SHORT TASK:
List all lines of the data containing the word "senkrecht".

DATASET RECORDS:
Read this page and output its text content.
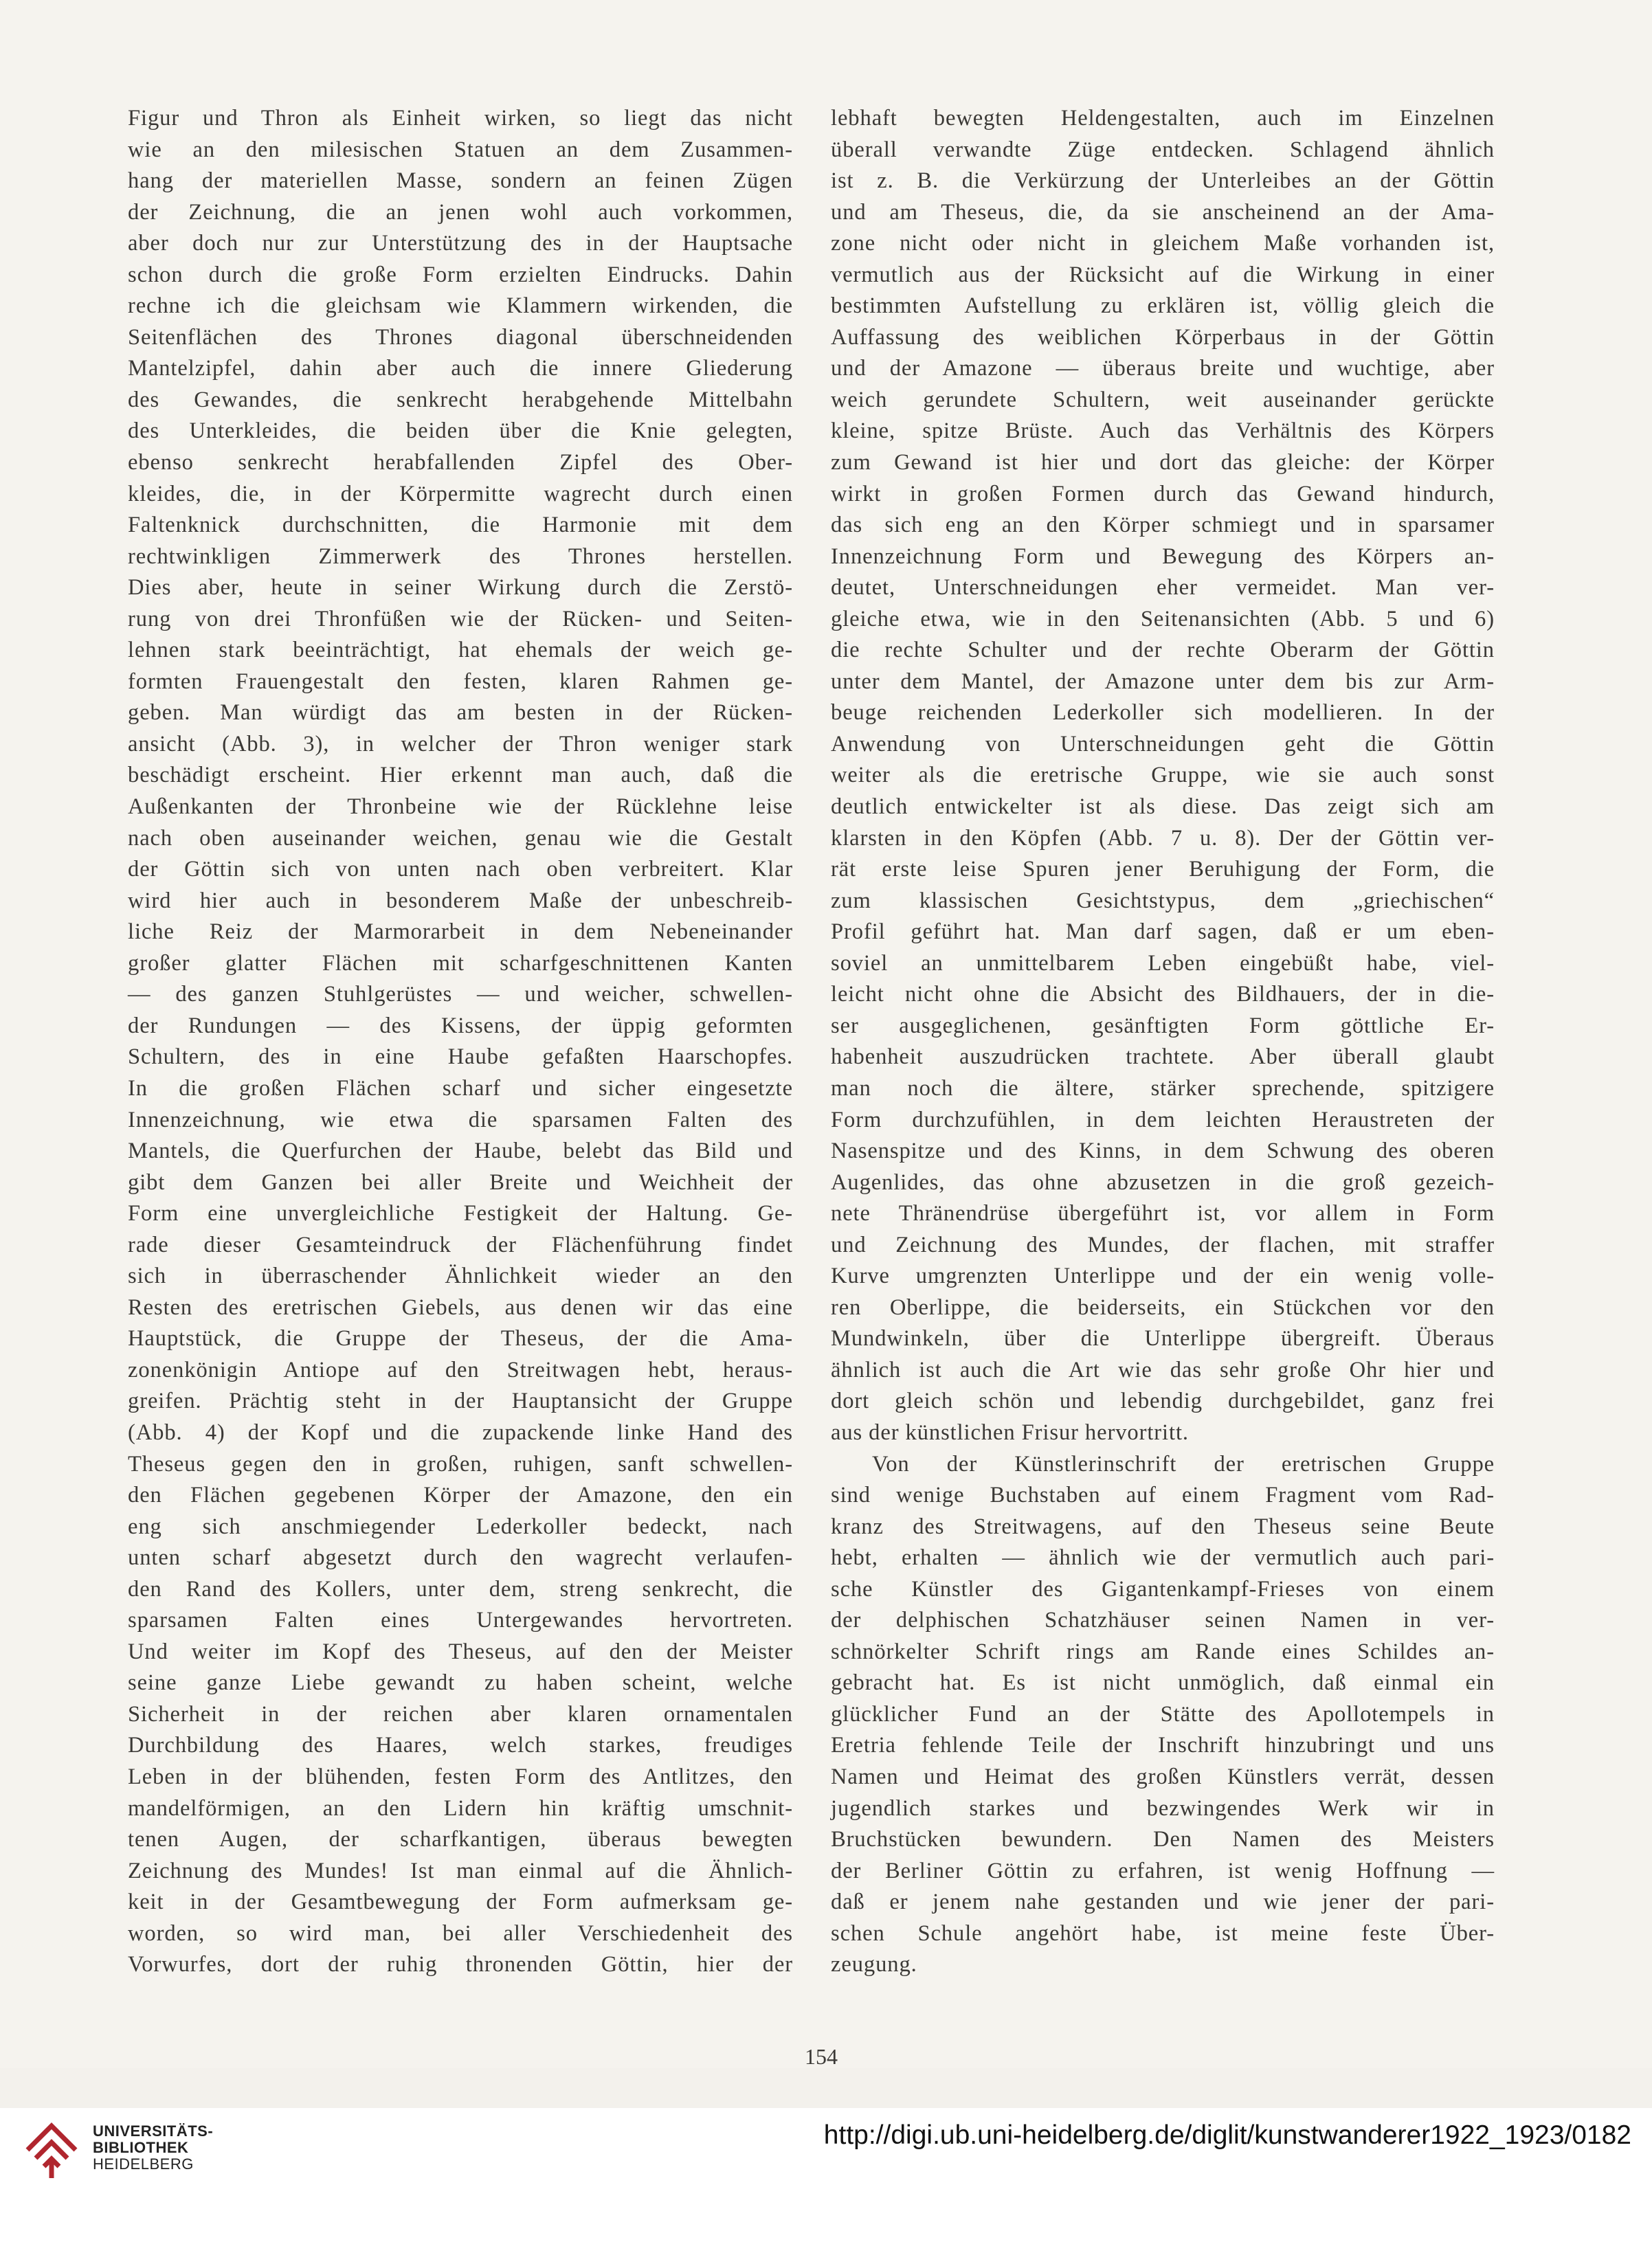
Figur und Thron als Einheit wirken, so liegt das nicht
wie an den milesischen Statuen an dem Zusammen-
hang der materiellen Masse, sondern an feinen Zügen
der Zeichnung, die an jenen wohl auch vorkommen,
aber doch nur zur Unterstützung des in der Hauptsache
schon durch die große Form erzielten Eindrucks. Dahin
rechne ich die gleichsam wie Klammern wirkenden, die
Seitenflächen des Thrones diagonal überschneidenden
Mantelzipfel, dahin aber auch die innere Gliederung
des Gewandes, die senkrecht herabgehende Mittelbahn
des Unterkleides, die beiden über die Knie gelegten,
ebenso senkrecht herabfallenden Zipfel des Ober-
kleides, die, in der Körpermitte wagrecht durch einen
Faltenknick durchschnitten, die Harmonie mit dem
rechtwinkligen Zimmerwerk des Thrones herstellen.
Dies aber, heute in seiner Wirkung durch die Zerstö-
rung von drei Thronfüßen wie der Rücken- und Seiten-
lehnen stark beeinträchtigt, hat ehemals der weich ge-
formten Frauengestalt den festen, klaren Rahmen ge-
geben. Man würdigt das am besten in der Rücken-
ansicht (Abb. 3), in welcher der Thron weniger stark
beschädigt erscheint. Hier erkennt man auch, daß die
Außenkanten der Thronbeine wie der Rücklehne leise
nach oben auseinander weichen, genau wie die Gestalt
der Göttin sich von unten nach oben verbreitert. Klar
wird hier auch in besonderem Maße der unbeschreib-
liche Reiz der Marmorarbeit in dem Nebeneinander
großer glatter Flächen mit scharfgeschnittenen Kanten
— des ganzen Stuhlgerüstes — und weicher, schwellen-
der Rundungen — des Kissens, der üppig geformten
Schultern, des in eine Haube gefaßten Haarschopfes.
In die großen Flächen scharf und sicher eingesetzte
Innenzeichnung, wie etwa die sparsamen Falten des
Mantels, die Querfurchen der Haube, belebt das Bild und
gibt dem Ganzen bei aller Breite und Weichheit der
Form eine unvergleichliche Festigkeit der Haltung. Ge-
rade dieser Gesamteindruck der Flächenführung findet
sich in überraschender Ähnlichkeit wieder an den
Resten des eretrischen Giebels, aus denen wir das eine
Hauptstück, die Gruppe der Theseus, der die Ama-
zonenkönigin Antiope auf den Streitwagen hebt, heraus-
greifen. Prächtig steht in der Hauptansicht der Gruppe
(Abb. 4) der Kopf und die zupackende linke Hand des
Theseus gegen den in großen, ruhigen, sanft schwellen-
den Flächen gegebenen Körper der Amazone, den ein
eng sich anschmiegender Lederkoller bedeckt, nach
unten scharf abgesetzt durch den wagrecht verlaufen-
den Rand des Kollers, unter dem, streng senkrecht, die
sparsamen Falten eines Untergewandes hervortreten.
Und weiter im Kopf des Theseus, auf den der Meister
seine ganze Liebe gewandt zu haben scheint, welche
Sicherheit in der reichen aber klaren ornamentalen
Durchbildung des Haares, welch starkes, freudiges
Leben in der blühenden, festen Form des Antlitzes, den
mandelförmigen, an den Lidern hin kräftig umschnit-
tenen Augen, der scharfkantigen, überaus bewegten
Zeichnung des Mundes! Ist man einmal auf die Ähnlich-
keit in der Gesamtbewegung der Form aufmerksam ge-
worden, so wird man, bei aller Verschiedenheit des
Vorwurfes, dort der ruhig thronenden Göttin, hier der
lebhaft bewegten Heldengestalten, auch im Einzelnen
überall verwandte Züge entdecken. Schlagend ähnlich
ist z. B. die Verkürzung der Unterleibes an der Göttin
und am Theseus, die, da sie anscheinend an der Ama-
zone nicht oder nicht in gleichem Maße vorhanden ist,
vermutlich aus der Rücksicht auf die Wirkung in einer
bestimmten Aufstellung zu erklären ist, völlig gleich die
Auffassung des weiblichen Körperbaus in der Göttin
und der Amazone — überaus breite und wuchtige, aber
weich gerundete Schultern, weit auseinander gerückte
kleine, spitze Brüste. Auch das Verhältnis des Körpers
zum Gewand ist hier und dort das gleiche: der Körper
wirkt in großen Formen durch das Gewand hindurch,
das sich eng an den Körper schmiegt und in sparsamer
Innenzeichnung Form und Bewegung des Körpers an-
deutet, Unterschneidungen eher vermeidet. Man ver-
gleiche etwa, wie in den Seitenansichten (Abb. 5 und 6)
die rechte Schulter und der rechte Oberarm der Göttin
unter dem Mantel, der Amazone unter dem bis zur Arm-
beuge reichenden Lederkoller sich modellieren. In der
Anwendung von Unterschneidungen geht die Göttin
weiter als die eretrische Gruppe, wie sie auch sonst
deutlich entwickelter ist als diese. Das zeigt sich am
klarsten in den Köpfen (Abb. 7 u. 8). Der der Göttin ver-
rät erste leise Spuren jener Beruhigung der Form, die
zum klassischen Gesichtstypus, dem „griechischen“
Profil geführt hat. Man darf sagen, daß er um eben-
soviel an unmittelbarem Leben eingebüßt habe, viel-
leicht nicht ohne die Absicht des Bildhauers, der in die-
ser ausgeglichenen, gesänftigten Form göttliche Er-
habenheit auszudrücken trachtete. Aber überall glaubt
man noch die ältere, stärker sprechende, spitzigere
Form durchzufühlen, in dem leichten Heraustreten der
Nasenspitze und des Kinns, in dem Schwung des oberen
Augenlides, das ohne abzusetzen in die groß gezeich-
nete Thränendrüse übergeführt ist, vor allem in Form
und Zeichnung des Mundes, der flachen, mit straffer
Kurve umgrenzten Unterlippe und der ein wenig volle-
ren Oberlippe, die beiderseits, ein Stückchen vor den
Mundwinkeln, über die Unterlippe übergreift. Überaus
ähnlich ist auch die Art wie das sehr große Ohr hier und
dort gleich schön und lebendig durchgebildet, ganz frei
aus der künstlichen Frisur hervortritt.
Von der Künstlerinschrift der eretrischen Gruppe
sind wenige Buchstaben auf einem Fragment vom Rad-
kranz des Streitwagens, auf den Theseus seine Beute
hebt, erhalten — ähnlich wie der vermutlich auch pari-
sche Künstler des Gigantenkampf-Frieses von einem
der delphischen Schatzhäuser seinen Namen in ver-
schnörkelter Schrift rings am Rande eines Schildes an-
gebracht hat. Es ist nicht unmöglich, daß einmal ein
glücklicher Fund an der Stätte des Apollotempels in
Eretria fehlende Teile der Inschrift hinzubringt und uns
Namen und Heimat des großen Künstlers verrät, dessen
jugendlich starkes und bezwingendes Werk wir in
Bruchstücken bewundern. Den Namen des Meisters
der Berliner Göttin zu erfahren, ist wenig Hoffnung —
daß er jenem nahe gestanden und wie jener der pari-
schen Schule angehört habe, ist meine feste Über-
zeugung.
154
UNIVERSITÄTS-
BIBLIOTHEK
HEIDELBERG
http://digi.ub.uni-heidelberg.de/diglit/kunstwanderer1922_1923/0182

THE SOLUTION:
des Gewandes, die senkrecht herabgehende Mittelbahn
ebenso senkrecht herabfallenden Zipfel des Ober-
den Rand des Kollers, unter dem, streng senkrecht, die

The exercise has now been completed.